The task: Omit the pictures and output every entry below exactly as written.

Source records:
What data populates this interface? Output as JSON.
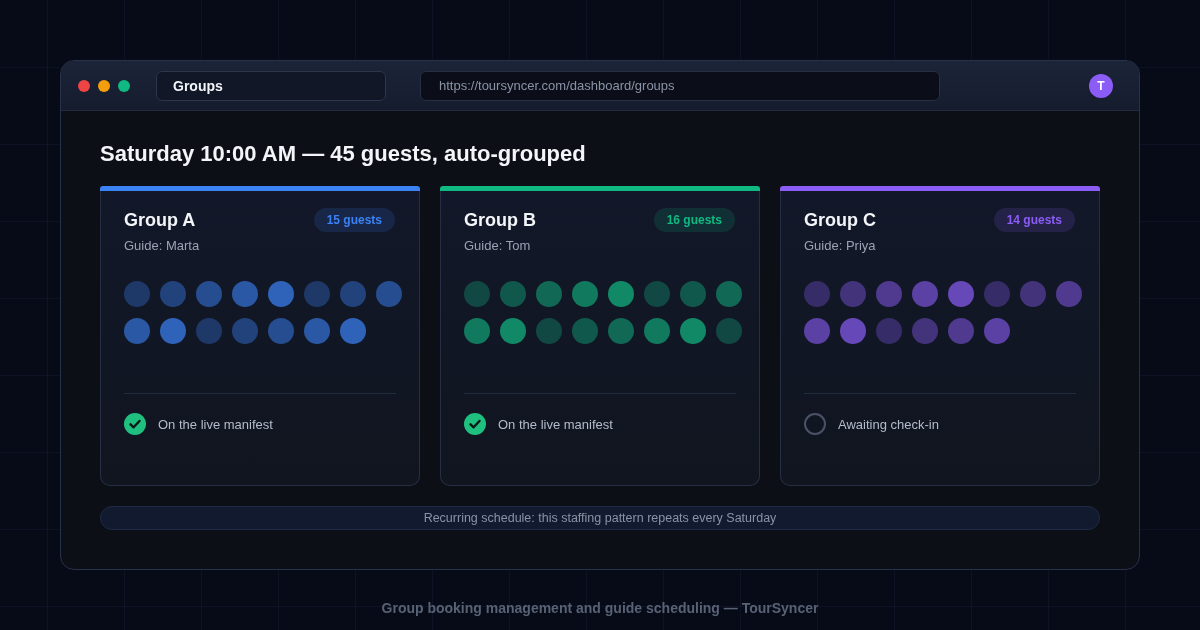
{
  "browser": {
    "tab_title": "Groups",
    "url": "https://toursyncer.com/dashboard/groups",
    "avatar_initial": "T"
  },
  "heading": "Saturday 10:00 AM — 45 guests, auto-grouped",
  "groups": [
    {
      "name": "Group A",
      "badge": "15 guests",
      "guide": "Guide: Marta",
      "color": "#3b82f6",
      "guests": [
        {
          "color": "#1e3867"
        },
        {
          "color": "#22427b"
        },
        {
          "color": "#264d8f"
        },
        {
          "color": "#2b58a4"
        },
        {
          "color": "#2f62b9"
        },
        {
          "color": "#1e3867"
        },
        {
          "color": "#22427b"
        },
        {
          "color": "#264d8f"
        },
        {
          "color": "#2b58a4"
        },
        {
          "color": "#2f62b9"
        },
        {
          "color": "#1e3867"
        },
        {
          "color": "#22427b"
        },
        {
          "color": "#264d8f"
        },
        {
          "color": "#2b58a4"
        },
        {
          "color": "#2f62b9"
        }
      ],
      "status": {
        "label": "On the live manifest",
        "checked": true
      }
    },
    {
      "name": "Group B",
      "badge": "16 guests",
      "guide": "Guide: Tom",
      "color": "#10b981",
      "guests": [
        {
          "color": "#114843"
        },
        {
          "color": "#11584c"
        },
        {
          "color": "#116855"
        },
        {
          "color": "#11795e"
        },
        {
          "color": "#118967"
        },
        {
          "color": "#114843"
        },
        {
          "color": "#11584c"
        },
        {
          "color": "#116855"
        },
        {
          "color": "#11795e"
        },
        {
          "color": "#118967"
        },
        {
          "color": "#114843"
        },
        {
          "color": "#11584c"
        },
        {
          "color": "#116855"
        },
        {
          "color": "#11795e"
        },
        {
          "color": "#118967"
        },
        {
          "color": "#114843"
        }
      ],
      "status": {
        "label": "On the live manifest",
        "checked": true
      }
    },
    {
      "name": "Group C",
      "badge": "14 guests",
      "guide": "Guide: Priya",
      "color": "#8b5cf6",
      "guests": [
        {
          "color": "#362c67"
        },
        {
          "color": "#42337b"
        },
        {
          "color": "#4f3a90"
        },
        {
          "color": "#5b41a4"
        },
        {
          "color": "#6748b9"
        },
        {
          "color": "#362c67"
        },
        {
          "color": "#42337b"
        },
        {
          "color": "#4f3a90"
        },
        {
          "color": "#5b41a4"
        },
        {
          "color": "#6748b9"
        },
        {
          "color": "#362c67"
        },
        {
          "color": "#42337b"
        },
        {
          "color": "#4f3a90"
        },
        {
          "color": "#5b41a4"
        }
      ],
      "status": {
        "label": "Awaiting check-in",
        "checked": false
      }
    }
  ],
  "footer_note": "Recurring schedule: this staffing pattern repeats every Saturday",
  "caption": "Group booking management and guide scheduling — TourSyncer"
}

Written answer:
What data populates this interface? Output as JSON.
{
  "browser": {
    "tab_title": "Groups",
    "url": "https://toursyncer.com/dashboard/groups",
    "avatar_initial": "T"
  },
  "heading": "Saturday 10:00 AM — 45 guests, auto-grouped",
  "groups": [
    {
      "name": "Group A",
      "badge": "15 guests",
      "guide": "Guide: Marta",
      "color": "#3b82f6",
      "guests": [
        {
          "color": "#1e3867"
        },
        {
          "color": "#22427b"
        },
        {
          "color": "#264d8f"
        },
        {
          "color": "#2b58a4"
        },
        {
          "color": "#2f62b9"
        },
        {
          "color": "#1e3867"
        },
        {
          "color": "#22427b"
        },
        {
          "color": "#264d8f"
        },
        {
          "color": "#2b58a4"
        },
        {
          "color": "#2f62b9"
        },
        {
          "color": "#1e3867"
        },
        {
          "color": "#22427b"
        },
        {
          "color": "#264d8f"
        },
        {
          "color": "#2b58a4"
        },
        {
          "color": "#2f62b9"
        }
      ],
      "status": {
        "label": "On the live manifest",
        "checked": true
      }
    },
    {
      "name": "Group B",
      "badge": "16 guests",
      "guide": "Guide: Tom",
      "color": "#10b981",
      "guests": [
        {
          "color": "#114843"
        },
        {
          "color": "#11584c"
        },
        {
          "color": "#116855"
        },
        {
          "color": "#11795e"
        },
        {
          "color": "#118967"
        },
        {
          "color": "#114843"
        },
        {
          "color": "#11584c"
        },
        {
          "color": "#116855"
        },
        {
          "color": "#11795e"
        },
        {
          "color": "#118967"
        },
        {
          "color": "#114843"
        },
        {
          "color": "#11584c"
        },
        {
          "color": "#116855"
        },
        {
          "color": "#11795e"
        },
        {
          "color": "#118967"
        },
        {
          "color": "#114843"
        }
      ],
      "status": {
        "label": "On the live manifest",
        "checked": true
      }
    },
    {
      "name": "Group C",
      "badge": "14 guests",
      "guide": "Guide: Priya",
      "color": "#8b5cf6",
      "guests": [
        {
          "color": "#362c67"
        },
        {
          "color": "#42337b"
        },
        {
          "color": "#4f3a90"
        },
        {
          "color": "#5b41a4"
        },
        {
          "color": "#6748b9"
        },
        {
          "color": "#362c67"
        },
        {
          "color": "#42337b"
        },
        {
          "color": "#4f3a90"
        },
        {
          "color": "#5b41a4"
        },
        {
          "color": "#6748b9"
        },
        {
          "color": "#362c67"
        },
        {
          "color": "#42337b"
        },
        {
          "color": "#4f3a90"
        },
        {
          "color": "#5b41a4"
        }
      ],
      "status": {
        "label": "Awaiting check-in",
        "checked": false
      }
    }
  ],
  "footer_note": "Recurring schedule: this staffing pattern repeats every Saturday",
  "caption": "Group booking management and guide scheduling — TourSyncer"
}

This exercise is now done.